* _RECORD EXCERPTS_
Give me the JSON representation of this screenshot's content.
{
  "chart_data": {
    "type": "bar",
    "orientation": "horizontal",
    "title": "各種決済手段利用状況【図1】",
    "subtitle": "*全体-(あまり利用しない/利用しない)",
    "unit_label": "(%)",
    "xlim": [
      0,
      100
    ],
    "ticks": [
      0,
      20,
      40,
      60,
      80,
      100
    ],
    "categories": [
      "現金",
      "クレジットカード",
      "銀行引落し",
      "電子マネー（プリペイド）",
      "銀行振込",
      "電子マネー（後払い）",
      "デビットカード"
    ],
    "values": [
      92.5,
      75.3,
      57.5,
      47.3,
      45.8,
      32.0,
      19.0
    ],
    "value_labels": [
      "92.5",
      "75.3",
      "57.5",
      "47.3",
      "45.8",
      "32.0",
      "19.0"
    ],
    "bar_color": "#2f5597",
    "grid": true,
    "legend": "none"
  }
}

* _TASK_
Could you transcribe the records in full, exactly?

* _EXERCISE ANSWER_
Give me the JSON representation of this screenshot's content.
{
  "chart_data": {
    "type": "bar",
    "orientation": "horizontal",
    "title": "各種決済手段利用状況【図1】",
    "subtitle": "*全体-(あまり利用しない/利用しない)",
    "unit_label": "(%)",
    "xlim": [
      0,
      100
    ],
    "ticks": [
      0,
      20,
      40,
      60,
      80,
      100
    ],
    "categories": [
      "現金",
      "クレジットカード",
      "銀行引落し",
      "電子マネー（プリペイド）",
      "銀行振込",
      "電子マネー（後払い）",
      "デビットカード"
    ],
    "values": [
      92.5,
      75.3,
      57.5,
      47.3,
      45.8,
      32.0,
      19.0
    ],
    "value_labels": [
      "92.5",
      "75.3",
      "57.5",
      "47.3",
      "45.8",
      "32.0",
      "19.0"
    ],
    "bar_color": "#2f5597",
    "grid": true,
    "legend": "none"
  }
}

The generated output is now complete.